> **EXERCISE PROMPT**
Your task is to output all the records below, word for word.

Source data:
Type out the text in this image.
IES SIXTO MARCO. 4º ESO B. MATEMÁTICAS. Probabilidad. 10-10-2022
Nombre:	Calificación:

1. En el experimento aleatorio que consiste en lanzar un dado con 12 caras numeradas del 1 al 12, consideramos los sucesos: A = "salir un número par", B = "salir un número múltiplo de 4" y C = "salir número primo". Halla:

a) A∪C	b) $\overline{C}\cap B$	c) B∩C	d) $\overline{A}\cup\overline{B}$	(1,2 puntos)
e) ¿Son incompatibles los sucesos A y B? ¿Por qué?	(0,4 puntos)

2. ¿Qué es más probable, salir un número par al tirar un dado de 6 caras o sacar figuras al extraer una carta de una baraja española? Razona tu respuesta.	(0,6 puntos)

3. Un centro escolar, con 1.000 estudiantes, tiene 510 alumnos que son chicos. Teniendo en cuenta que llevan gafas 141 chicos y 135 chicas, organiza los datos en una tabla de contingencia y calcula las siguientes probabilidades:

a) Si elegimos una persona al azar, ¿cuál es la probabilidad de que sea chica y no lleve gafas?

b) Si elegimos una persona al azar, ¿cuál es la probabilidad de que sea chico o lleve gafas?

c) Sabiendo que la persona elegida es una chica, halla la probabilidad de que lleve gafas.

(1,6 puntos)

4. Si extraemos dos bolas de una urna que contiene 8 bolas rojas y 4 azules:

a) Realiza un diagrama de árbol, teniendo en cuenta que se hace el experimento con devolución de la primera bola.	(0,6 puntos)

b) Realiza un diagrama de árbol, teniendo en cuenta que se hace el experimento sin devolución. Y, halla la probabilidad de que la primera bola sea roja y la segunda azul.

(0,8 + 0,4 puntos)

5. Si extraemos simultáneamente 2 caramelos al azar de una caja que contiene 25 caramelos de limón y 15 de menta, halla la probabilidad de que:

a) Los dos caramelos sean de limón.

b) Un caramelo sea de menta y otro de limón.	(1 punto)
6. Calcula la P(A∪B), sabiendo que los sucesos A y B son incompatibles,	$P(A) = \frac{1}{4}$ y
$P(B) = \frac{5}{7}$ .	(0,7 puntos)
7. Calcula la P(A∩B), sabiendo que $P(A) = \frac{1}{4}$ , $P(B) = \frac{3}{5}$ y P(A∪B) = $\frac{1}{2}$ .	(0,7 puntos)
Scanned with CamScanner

> **RESPONSE TO THE TASK**
Type out the text in this image.
IES SIXTO MARCO. 4º ESO B. MATEMÁTICAS. Probabilidad. 10-10-2022
Nombre:	Calificación:

1. En el experimento aleatorio que consiste en lanzar un dado con 12 caras numeradas del 1 al 12, consideramos los sucesos: A = "salir un número par", B = "salir un número múltiplo de 4" y C = "salir número primo". Halla:

a) A∪C	b) $\overline{C}\cap B$	c) B∩C	d) $\overline{A}\cup\overline{B}$	(1,2 puntos)
e) ¿Son incompatibles los sucesos A y B? ¿Por qué?	(0,4 puntos)

2. ¿Qué es más probable, salir un número par al tirar un dado de 6 caras o sacar figuras al extraer una carta de una baraja española? Razona tu respuesta.	(0,6 puntos)

3. Un centro escolar, con 1.000 estudiantes, tiene 510 alumnos que son chicos. Teniendo en cuenta que llevan gafas 141 chicos y 135 chicas, organiza los datos en una tabla de contingencia y calcula las siguientes probabilidades:

a) Si elegimos una persona al azar, ¿cuál es la probabilidad de que sea chica y no lleve gafas?

b) Si elegimos una persona al azar, ¿cuál es la probabilidad de que sea chico o lleve gafas?

c) Sabiendo que la persona elegida es una chica, halla la probabilidad de que lleve gafas.

(1,6 puntos)

4. Si extraemos dos bolas de una urna que contiene 8 bolas rojas y 4 azules:

a) Realiza un diagrama de árbol, teniendo en cuenta que se hace el experimento con devolución de la primera bola.	(0,6 puntos)

b) Realiza un diagrama de árbol, teniendo en cuenta que se hace el experimento sin devolución. Y, halla la probabilidad de que la primera bola sea roja y la segunda azul.

(0,8 + 0,4 puntos)

5. Si extraemos simultáneamente 2 caramelos al azar de una caja que contiene 25 caramelos de limón y 15 de menta, halla la probabilidad de que:

a) Los dos caramelos sean de limón.

b) Un caramelo sea de menta y otro de limón.	(1 punto)
6. Calcula la P(A∪B), sabiendo que los sucesos A y B son incompatibles,	$P(A) = \frac{1}{4}$ y
$P(B) = \frac{5}{7}$ .	(0,7 puntos)
7. Calcula la P(A∩B), sabiendo que $P(A) = \frac{1}{4}$ , $P(B) = \frac{3}{5}$ y P(A∪B) = $\frac{1}{2}$ .	(0,7 puntos)
Scanned with CamScanner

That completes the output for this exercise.